═══ DATA EXCERPTS ═══

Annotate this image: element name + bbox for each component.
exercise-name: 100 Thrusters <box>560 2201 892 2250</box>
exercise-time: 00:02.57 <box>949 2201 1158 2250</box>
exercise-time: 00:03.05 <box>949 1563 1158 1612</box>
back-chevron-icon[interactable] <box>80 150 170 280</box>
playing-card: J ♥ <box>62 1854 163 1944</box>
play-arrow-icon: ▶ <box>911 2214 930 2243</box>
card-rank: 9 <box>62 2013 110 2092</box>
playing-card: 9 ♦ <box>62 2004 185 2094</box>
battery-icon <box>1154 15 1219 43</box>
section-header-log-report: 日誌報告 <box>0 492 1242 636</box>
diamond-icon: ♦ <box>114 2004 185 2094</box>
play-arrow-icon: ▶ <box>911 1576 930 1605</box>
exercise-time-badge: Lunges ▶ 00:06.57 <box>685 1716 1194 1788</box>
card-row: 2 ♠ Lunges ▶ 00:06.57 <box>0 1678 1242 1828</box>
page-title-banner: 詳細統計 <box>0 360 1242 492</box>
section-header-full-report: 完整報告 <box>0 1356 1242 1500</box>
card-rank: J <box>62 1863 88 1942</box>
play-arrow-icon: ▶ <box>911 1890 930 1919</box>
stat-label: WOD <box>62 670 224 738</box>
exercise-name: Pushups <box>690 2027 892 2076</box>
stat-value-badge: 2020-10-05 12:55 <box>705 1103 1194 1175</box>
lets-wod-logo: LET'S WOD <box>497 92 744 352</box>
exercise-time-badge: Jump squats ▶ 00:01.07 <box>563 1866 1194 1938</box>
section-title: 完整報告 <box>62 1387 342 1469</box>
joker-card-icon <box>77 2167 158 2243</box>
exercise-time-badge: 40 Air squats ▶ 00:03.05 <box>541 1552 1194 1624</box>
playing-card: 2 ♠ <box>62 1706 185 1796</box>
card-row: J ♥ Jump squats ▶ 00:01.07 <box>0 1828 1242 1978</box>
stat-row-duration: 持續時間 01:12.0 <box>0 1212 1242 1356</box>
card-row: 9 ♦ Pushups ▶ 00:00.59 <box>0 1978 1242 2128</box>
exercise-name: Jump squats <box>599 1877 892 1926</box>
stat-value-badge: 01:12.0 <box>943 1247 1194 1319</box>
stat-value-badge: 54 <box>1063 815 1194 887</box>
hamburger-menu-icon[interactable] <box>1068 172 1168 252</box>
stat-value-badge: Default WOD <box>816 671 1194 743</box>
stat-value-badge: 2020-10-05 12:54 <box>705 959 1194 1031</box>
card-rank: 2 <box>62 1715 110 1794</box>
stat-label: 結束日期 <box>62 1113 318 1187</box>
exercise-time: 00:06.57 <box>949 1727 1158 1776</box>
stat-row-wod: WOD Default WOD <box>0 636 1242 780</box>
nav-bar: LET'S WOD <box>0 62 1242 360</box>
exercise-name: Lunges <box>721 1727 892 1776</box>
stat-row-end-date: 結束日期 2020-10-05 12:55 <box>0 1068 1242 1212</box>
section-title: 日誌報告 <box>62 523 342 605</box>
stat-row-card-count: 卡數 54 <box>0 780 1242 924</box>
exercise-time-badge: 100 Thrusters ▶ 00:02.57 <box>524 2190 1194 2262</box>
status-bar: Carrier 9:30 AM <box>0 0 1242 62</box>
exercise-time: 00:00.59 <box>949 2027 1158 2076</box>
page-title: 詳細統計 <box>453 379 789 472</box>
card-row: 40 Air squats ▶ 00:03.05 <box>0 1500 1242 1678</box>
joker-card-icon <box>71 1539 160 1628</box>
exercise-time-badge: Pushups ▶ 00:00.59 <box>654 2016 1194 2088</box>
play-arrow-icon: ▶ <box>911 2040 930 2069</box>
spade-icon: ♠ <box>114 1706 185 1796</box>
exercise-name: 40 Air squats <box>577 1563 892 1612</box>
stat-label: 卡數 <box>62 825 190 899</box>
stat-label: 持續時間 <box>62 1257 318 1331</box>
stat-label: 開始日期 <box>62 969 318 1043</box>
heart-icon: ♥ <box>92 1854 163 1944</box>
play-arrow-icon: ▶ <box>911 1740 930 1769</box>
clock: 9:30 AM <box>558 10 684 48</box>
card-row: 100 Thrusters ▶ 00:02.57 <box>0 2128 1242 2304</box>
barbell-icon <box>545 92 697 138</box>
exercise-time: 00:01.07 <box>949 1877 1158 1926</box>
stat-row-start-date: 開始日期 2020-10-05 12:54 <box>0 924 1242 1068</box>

═══

● **EXERCISE DETAILS**: Copy the data above verbatim, line for line.

● **TASK SOLUTION**:
Annotate this image: element name + bbox for each component.
exercise-name: 100 Thrusters <box>560 2201 892 2250</box>
exercise-time: 00:02.57 <box>949 2201 1158 2250</box>
exercise-time: 00:03.05 <box>949 1563 1158 1612</box>
back-chevron-icon[interactable] <box>80 150 170 280</box>
playing-card: J ♥ <box>62 1854 163 1944</box>
play-arrow-icon: ▶ <box>911 2214 930 2243</box>
card-rank: 9 <box>62 2013 110 2092</box>
playing-card: 9 ♦ <box>62 2004 185 2094</box>
battery-icon <box>1154 15 1219 43</box>
section-header-log-report: 日誌報告 <box>0 492 1242 636</box>
diamond-icon: ♦ <box>114 2004 185 2094</box>
play-arrow-icon: ▶ <box>911 1576 930 1605</box>
exercise-time-badge: Lunges ▶ 00:06.57 <box>685 1716 1194 1788</box>
card-row: 2 ♠ Lunges ▶ 00:06.57 <box>0 1678 1242 1828</box>
page-title-banner: 詳細統計 <box>0 360 1242 492</box>
section-header-full-report: 完整報告 <box>0 1356 1242 1500</box>
card-rank: J <box>62 1863 88 1942</box>
play-arrow-icon: ▶ <box>911 1890 930 1919</box>
stat-label: WOD <box>62 670 224 738</box>
exercise-name: Pushups <box>690 2027 892 2076</box>
stat-value-badge: 2020-10-05 12:55 <box>705 1103 1194 1175</box>
lets-wod-logo: LET'S WOD <box>497 92 744 352</box>
exercise-time-badge: Jump squats ▶ 00:01.07 <box>563 1866 1194 1938</box>
section-title: 完整報告 <box>62 1387 342 1469</box>
joker-card-icon <box>77 2167 158 2243</box>
exercise-time-badge: 40 Air squats ▶ 00:03.05 <box>541 1552 1194 1624</box>
playing-card: 2 ♠ <box>62 1706 185 1796</box>
card-row: J ♥ Jump squats ▶ 00:01.07 <box>0 1828 1242 1978</box>
stat-row-duration: 持續時間 01:12.0 <box>0 1212 1242 1356</box>
card-row: 9 ♦ Pushups ▶ 00:00.59 <box>0 1978 1242 2128</box>
exercise-name: Jump squats <box>599 1877 892 1926</box>
stat-value-badge: 01:12.0 <box>943 1247 1194 1319</box>
stat-value-badge: 54 <box>1063 815 1194 887</box>
hamburger-menu-icon[interactable] <box>1068 172 1168 252</box>
stat-value-badge: Default WOD <box>816 671 1194 743</box>
stat-value-badge: 2020-10-05 12:54 <box>705 959 1194 1031</box>
card-rank: 2 <box>62 1715 110 1794</box>
stat-label: 結束日期 <box>62 1113 318 1187</box>
exercise-time: 00:06.57 <box>949 1727 1158 1776</box>
stat-row-wod: WOD Default WOD <box>0 636 1242 780</box>
nav-bar: LET'S WOD <box>0 62 1242 360</box>
exercise-name: Lunges <box>721 1727 892 1776</box>
stat-row-end-date: 結束日期 2020-10-05 12:55 <box>0 1068 1242 1212</box>
section-title: 日誌報告 <box>62 523 342 605</box>
stat-row-card-count: 卡數 54 <box>0 780 1242 924</box>
exercise-time-badge: 100 Thrusters ▶ 00:02.57 <box>524 2190 1194 2262</box>
status-bar: Carrier 9:30 AM <box>0 0 1242 62</box>
exercise-time: 00:00.59 <box>949 2027 1158 2076</box>
page-title: 詳細統計 <box>453 379 789 472</box>
card-row: 40 Air squats ▶ 00:03.05 <box>0 1500 1242 1678</box>
joker-card-icon <box>71 1539 160 1628</box>
exercise-time-badge: Pushups ▶ 00:00.59 <box>654 2016 1194 2088</box>
play-arrow-icon: ▶ <box>911 2040 930 2069</box>
spade-icon: ♠ <box>114 1706 185 1796</box>
exercise-name: 40 Air squats <box>577 1563 892 1612</box>
stat-label: 卡數 <box>62 825 190 899</box>
stat-label: 持續時間 <box>62 1257 318 1331</box>
stat-label: 開始日期 <box>62 969 318 1043</box>
heart-icon: ♥ <box>92 1854 163 1944</box>
play-arrow-icon: ▶ <box>911 1740 930 1769</box>
clock: 9:30 AM <box>558 10 684 48</box>
card-row: 100 Thrusters ▶ 00:02.57 <box>0 2128 1242 2304</box>
barbell-icon <box>545 92 697 138</box>
exercise-time: 00:01.07 <box>949 1877 1158 1926</box>
stat-row-start-date: 開始日期 2020-10-05 12:54 <box>0 924 1242 1068</box>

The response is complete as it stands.